◆ **MATERIAL TO PROCESS**:
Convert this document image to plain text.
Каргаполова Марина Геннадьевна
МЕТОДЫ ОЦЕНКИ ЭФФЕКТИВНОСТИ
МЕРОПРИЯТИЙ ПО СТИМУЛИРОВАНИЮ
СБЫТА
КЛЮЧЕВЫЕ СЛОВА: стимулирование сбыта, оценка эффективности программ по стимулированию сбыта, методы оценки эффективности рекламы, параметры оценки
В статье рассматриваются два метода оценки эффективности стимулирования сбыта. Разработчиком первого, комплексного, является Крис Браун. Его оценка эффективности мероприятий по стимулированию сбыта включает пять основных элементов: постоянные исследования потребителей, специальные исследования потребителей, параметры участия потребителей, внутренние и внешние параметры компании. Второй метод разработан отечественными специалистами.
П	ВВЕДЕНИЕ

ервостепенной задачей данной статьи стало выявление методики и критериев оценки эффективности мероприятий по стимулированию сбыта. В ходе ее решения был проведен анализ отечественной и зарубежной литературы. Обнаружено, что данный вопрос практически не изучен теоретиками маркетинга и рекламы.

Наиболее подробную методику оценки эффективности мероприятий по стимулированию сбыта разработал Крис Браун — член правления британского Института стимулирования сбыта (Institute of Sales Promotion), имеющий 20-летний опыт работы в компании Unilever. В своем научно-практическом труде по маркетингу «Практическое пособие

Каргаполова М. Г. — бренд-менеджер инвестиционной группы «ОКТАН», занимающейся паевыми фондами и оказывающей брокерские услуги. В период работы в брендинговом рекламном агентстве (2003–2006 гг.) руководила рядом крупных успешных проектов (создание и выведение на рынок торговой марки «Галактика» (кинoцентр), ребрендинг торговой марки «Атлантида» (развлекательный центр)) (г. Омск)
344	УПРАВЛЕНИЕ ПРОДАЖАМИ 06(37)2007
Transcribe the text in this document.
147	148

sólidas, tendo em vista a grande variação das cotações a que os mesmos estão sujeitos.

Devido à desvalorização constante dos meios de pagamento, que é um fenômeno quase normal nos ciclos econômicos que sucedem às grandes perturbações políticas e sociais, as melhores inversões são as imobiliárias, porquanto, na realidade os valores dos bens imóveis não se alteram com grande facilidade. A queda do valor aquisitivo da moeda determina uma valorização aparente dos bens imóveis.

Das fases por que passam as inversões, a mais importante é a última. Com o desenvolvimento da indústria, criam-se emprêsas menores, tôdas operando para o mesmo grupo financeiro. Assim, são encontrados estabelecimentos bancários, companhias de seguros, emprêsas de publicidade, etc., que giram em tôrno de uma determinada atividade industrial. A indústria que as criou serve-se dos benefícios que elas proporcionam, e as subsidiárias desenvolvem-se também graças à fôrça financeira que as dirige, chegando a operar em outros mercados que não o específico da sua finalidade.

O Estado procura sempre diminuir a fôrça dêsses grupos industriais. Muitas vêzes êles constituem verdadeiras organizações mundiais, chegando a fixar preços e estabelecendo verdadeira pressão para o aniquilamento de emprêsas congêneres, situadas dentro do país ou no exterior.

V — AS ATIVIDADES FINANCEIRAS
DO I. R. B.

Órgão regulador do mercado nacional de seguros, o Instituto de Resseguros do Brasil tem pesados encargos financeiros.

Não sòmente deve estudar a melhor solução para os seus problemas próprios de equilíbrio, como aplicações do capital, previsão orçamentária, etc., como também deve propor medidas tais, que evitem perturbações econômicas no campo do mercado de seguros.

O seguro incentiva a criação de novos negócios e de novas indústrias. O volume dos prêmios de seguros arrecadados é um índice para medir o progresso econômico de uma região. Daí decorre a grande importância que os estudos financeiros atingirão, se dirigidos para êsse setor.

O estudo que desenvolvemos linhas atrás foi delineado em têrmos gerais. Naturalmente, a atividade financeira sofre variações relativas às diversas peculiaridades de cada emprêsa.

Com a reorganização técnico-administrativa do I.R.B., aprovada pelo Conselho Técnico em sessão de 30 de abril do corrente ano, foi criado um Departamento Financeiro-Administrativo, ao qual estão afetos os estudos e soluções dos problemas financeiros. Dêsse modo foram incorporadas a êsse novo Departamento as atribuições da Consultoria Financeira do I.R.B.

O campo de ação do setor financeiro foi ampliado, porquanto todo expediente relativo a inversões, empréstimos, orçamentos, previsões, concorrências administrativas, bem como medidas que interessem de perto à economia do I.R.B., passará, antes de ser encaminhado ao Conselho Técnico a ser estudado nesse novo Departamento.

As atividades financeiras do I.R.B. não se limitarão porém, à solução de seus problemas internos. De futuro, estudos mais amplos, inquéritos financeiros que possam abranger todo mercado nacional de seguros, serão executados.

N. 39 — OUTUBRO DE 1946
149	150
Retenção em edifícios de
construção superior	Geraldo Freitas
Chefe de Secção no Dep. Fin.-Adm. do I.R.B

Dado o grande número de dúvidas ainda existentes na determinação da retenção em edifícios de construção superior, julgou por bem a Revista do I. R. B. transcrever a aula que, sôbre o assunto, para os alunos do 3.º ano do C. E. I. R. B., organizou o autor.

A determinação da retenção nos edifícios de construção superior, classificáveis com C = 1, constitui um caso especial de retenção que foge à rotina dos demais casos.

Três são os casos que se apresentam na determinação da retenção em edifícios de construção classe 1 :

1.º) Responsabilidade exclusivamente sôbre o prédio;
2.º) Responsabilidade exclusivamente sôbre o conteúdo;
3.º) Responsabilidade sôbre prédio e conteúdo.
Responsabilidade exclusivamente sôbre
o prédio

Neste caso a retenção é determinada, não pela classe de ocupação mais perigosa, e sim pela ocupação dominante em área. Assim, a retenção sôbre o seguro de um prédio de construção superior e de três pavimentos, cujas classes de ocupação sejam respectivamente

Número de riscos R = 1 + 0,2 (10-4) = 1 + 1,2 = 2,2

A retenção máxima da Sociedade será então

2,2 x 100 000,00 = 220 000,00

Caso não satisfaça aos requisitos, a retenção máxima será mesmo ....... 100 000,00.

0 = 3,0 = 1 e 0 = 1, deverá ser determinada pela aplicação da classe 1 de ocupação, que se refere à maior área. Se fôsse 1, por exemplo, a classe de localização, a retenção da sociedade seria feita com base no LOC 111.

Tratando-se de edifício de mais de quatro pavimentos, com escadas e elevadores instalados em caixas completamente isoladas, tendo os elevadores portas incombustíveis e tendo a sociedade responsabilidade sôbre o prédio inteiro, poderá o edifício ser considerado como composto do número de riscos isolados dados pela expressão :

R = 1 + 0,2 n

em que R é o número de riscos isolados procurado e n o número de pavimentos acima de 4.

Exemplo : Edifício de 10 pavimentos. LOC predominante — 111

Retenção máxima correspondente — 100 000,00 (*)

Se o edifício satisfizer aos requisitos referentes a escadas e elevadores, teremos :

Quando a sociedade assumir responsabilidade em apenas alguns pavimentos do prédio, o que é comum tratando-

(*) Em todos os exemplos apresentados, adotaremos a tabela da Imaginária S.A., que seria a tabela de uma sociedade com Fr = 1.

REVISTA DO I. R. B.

◆ **TASK PROMPT**:
Reproduce the material above without altering a single character.

◆ **ANSWER IN FULL**:
Convert this document image to plain text.
Каргаполова Марина Геннадьевна
МЕТОДЫ ОЦЕНКИ ЭФФЕКТИВНОСТИ
МЕРОПРИЯТИЙ ПО СТИМУЛИРОВАНИЮ
СБЫТА
КЛЮЧЕВЫЕ СЛОВА: стимулирование сбыта, оценка эффективности программ по стимулированию сбыта, методы оценки эффективности рекламы, параметры оценки
В статье рассматриваются два метода оценки эффективности стимулирования сбыта. Разработчиком первого, комплексного, является Крис Браун. Его оценка эффективности мероприятий по стимулированию сбыта включает пять основных элементов: постоянные исследования потребителей, специальные исследования потребителей, параметры участия потребителей, внутренние и внешние параметры компании. Второй метод разработан отечественными специалистами.
П	ВВЕДЕНИЕ

ервостепенной задачей данной статьи стало выявление методики и критериев оценки эффективности мероприятий по стимулированию сбыта. В ходе ее решения был проведен анализ отечественной и зарубежной литературы. Обнаружено, что данный вопрос практически не изучен теоретиками маркетинга и рекламы.

Наиболее подробную методику оценки эффективности мероприятий по стимулированию сбыта разработал Крис Браун — член правления британского Института стимулирования сбыта (Institute of Sales Promotion), имеющий 20-летний опыт работы в компании Unilever. В своем научно-практическом труде по маркетингу «Практическое пособие

Каргаполова М. Г. — бренд-менеджер инвестиционной группы «ОКТАН», занимающейся паевыми фондами и оказывающей брокерские услуги. В период работы в брендинговом рекламном агентстве (2003–2006 гг.) руководила рядом крупных успешных проектов (создание и выведение на рынок торговой марки «Галактика» (кинoцентр), ребрендинг торговой марки «Атлантида» (развлекательный центр)) (г. Омск)
344	УПРАВЛЕНИЕ ПРОДАЖАМИ 06(37)2007
Transcribe the text in this document.
147	148

sólidas, tendo em vista a grande variação das cotações a que os mesmos estão sujeitos.

Devido à desvalorização constante dos meios de pagamento, que é um fenômeno quase normal nos ciclos econômicos que sucedem às grandes perturbações políticas e sociais, as melhores inversões são as imobiliárias, porquanto, na realidade os valores dos bens imóveis não se alteram com grande facilidade. A queda do valor aquisitivo da moeda determina uma valorização aparente dos bens imóveis.

Das fases por que passam as inversões, a mais importante é a última. Com o desenvolvimento da indústria, criam-se emprêsas menores, tôdas operando para o mesmo grupo financeiro. Assim, são encontrados estabelecimentos bancários, companhias de seguros, emprêsas de publicidade, etc., que giram em tôrno de uma determinada atividade industrial. A indústria que as criou serve-se dos benefícios que elas proporcionam, e as subsidiárias desenvolvem-se também graças à fôrça financeira que as dirige, chegando a operar em outros mercados que não o específico da sua finalidade.

O Estado procura sempre diminuir a fôrça dêsses grupos industriais. Muitas vêzes êles constituem verdadeiras organizações mundiais, chegando a fixar preços e estabelecendo verdadeira pressão para o aniquilamento de emprêsas congêneres, situadas dentro do país ou no exterior.

V — AS ATIVIDADES FINANCEIRAS
DO I. R. B.

Órgão regulador do mercado nacional de seguros, o Instituto de Resseguros do Brasil tem pesados encargos financeiros.

Não sòmente deve estudar a melhor solução para os seus problemas próprios de equilíbrio, como aplicações do capital, previsão orçamentária, etc., como também deve propor medidas tais, que evitem perturbações econômicas no campo do mercado de seguros.

O seguro incentiva a criação de novos negócios e de novas indústrias. O volume dos prêmios de seguros arrecadados é um índice para medir o progresso econômico de uma região. Daí decorre a grande importância que os estudos financeiros atingirão, se dirigidos para êsse setor.

O estudo que desenvolvemos linhas atrás foi delineado em têrmos gerais. Naturalmente, a atividade financeira sofre variações relativas às diversas peculiaridades de cada emprêsa.

Com a reorganização técnico-administrativa do I.R.B., aprovada pelo Conselho Técnico em sessão de 30 de abril do corrente ano, foi criado um Departamento Financeiro-Administrativo, ao qual estão afetos os estudos e soluções dos problemas financeiros. Dêsse modo foram incorporadas a êsse novo Departamento as atribuições da Consultoria Financeira do I.R.B.

O campo de ação do setor financeiro foi ampliado, porquanto todo expediente relativo a inversões, empréstimos, orçamentos, previsões, concorrências administrativas, bem como medidas que interessem de perto à economia do I.R.B., passará, antes de ser encaminhado ao Conselho Técnico a ser estudado nesse novo Departamento.

As atividades financeiras do I.R.B. não se limitarão porém, à solução de seus problemas internos. De futuro, estudos mais amplos, inquéritos financeiros que possam abranger todo mercado nacional de seguros, serão executados.

N. 39 — OUTUBRO DE 1946
149	150
Retenção em edifícios de
construção superior	Geraldo Freitas
Chefe de Secção no Dep. Fin.-Adm. do I.R.B

Dado o grande número de dúvidas ainda existentes na determinação da retenção em edifícios de construção superior, julgou por bem a Revista do I. R. B. transcrever a aula que, sôbre o assunto, para os alunos do 3.º ano do C. E. I. R. B., organizou o autor.

A determinação da retenção nos edifícios de construção superior, classificáveis com C = 1, constitui um caso especial de retenção que foge à rotina dos demais casos.

Três são os casos que se apresentam na determinação da retenção em edifícios de construção classe 1 :

1.º) Responsabilidade exclusivamente sôbre o prédio;
2.º) Responsabilidade exclusivamente sôbre o conteúdo;
3.º) Responsabilidade sôbre prédio e conteúdo.
Responsabilidade exclusivamente sôbre
o prédio

Neste caso a retenção é determinada, não pela classe de ocupação mais perigosa, e sim pela ocupação dominante em área. Assim, a retenção sôbre o seguro de um prédio de construção superior e de três pavimentos, cujas classes de ocupação sejam respectivamente

Número de riscos R = 1 + 0,2 (10-4) = 1 + 1,2 = 2,2

A retenção máxima da Sociedade será então

2,2 x 100 000,00 = 220 000,00

Caso não satisfaça aos requisitos, a retenção máxima será mesmo ....... 100 000,00.

0 = 3,0 = 1 e 0 = 1, deverá ser determinada pela aplicação da classe 1 de ocupação, que se refere à maior área. Se fôsse 1, por exemplo, a classe de localização, a retenção da sociedade seria feita com base no LOC 111.

Tratando-se de edifício de mais de quatro pavimentos, com escadas e elevadores instalados em caixas completamente isoladas, tendo os elevadores portas incombustíveis e tendo a sociedade responsabilidade sôbre o prédio inteiro, poderá o edifício ser considerado como composto do número de riscos isolados dados pela expressão :

R = 1 + 0,2 n

em que R é o número de riscos isolados procurado e n o número de pavimentos acima de 4.

Exemplo : Edifício de 10 pavimentos. LOC predominante — 111

Retenção máxima correspondente — 100 000,00 (*)

Se o edifício satisfizer aos requisitos referentes a escadas e elevadores, teremos :

Quando a sociedade assumir responsabilidade em apenas alguns pavimentos do prédio, o que é comum tratando-

(*) Em todos os exemplos apresentados, adotaremos a tabela da Imaginária S.A., que seria a tabela de uma sociedade com Fr = 1.

REVISTA DO I. R. B.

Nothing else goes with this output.